**YOUR GOAL**
Search the material below for the word "Talent". Copy every line that has it.

**SUPPLIED DATA**
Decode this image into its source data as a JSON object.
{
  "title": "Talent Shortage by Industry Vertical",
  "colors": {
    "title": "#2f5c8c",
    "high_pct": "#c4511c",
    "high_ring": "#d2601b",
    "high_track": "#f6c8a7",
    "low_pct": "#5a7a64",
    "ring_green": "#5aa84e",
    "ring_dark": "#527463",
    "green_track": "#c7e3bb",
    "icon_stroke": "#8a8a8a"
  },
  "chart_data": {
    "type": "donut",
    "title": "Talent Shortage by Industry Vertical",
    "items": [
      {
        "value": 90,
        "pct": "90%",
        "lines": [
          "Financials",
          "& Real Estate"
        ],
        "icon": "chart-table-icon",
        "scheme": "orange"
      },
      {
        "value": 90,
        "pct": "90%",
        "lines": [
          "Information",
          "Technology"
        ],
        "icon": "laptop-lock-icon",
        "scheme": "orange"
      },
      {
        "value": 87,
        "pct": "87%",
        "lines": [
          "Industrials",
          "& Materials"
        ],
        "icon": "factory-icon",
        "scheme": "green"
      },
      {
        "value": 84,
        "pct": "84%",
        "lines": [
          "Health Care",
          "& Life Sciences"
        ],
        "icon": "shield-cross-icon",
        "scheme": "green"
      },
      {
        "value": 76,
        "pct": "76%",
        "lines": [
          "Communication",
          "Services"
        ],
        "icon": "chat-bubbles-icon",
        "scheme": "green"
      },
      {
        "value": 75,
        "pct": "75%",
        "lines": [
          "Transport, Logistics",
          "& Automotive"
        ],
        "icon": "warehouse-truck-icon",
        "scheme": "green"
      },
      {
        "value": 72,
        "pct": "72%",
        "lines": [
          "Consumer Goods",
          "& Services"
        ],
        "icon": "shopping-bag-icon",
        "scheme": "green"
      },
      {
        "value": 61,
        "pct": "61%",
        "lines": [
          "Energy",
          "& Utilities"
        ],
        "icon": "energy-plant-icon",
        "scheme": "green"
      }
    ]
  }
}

---

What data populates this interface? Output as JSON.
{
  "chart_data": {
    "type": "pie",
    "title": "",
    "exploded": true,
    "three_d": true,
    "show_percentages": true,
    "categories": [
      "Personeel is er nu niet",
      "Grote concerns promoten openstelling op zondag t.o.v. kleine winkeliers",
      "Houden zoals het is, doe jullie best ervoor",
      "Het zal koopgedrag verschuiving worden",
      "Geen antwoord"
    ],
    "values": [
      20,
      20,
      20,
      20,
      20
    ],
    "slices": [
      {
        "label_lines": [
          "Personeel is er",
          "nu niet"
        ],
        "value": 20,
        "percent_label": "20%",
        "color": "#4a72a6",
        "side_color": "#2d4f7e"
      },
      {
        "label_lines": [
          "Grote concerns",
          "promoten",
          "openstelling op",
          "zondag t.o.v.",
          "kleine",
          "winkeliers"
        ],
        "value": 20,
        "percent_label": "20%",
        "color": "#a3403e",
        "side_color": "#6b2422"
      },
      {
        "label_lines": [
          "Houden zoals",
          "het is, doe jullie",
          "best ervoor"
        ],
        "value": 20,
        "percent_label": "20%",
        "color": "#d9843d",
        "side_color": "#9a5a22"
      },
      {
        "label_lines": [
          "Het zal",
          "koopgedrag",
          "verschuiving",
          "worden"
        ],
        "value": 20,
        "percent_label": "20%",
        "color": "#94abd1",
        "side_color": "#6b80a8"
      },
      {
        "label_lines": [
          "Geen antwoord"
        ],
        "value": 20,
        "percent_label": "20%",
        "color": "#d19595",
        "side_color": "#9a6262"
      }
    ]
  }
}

**COMPLETE OUTPUT**
  "title": "Talent Shortage by Industry Vertical",
    "title": "Talent Shortage by Industry Vertical",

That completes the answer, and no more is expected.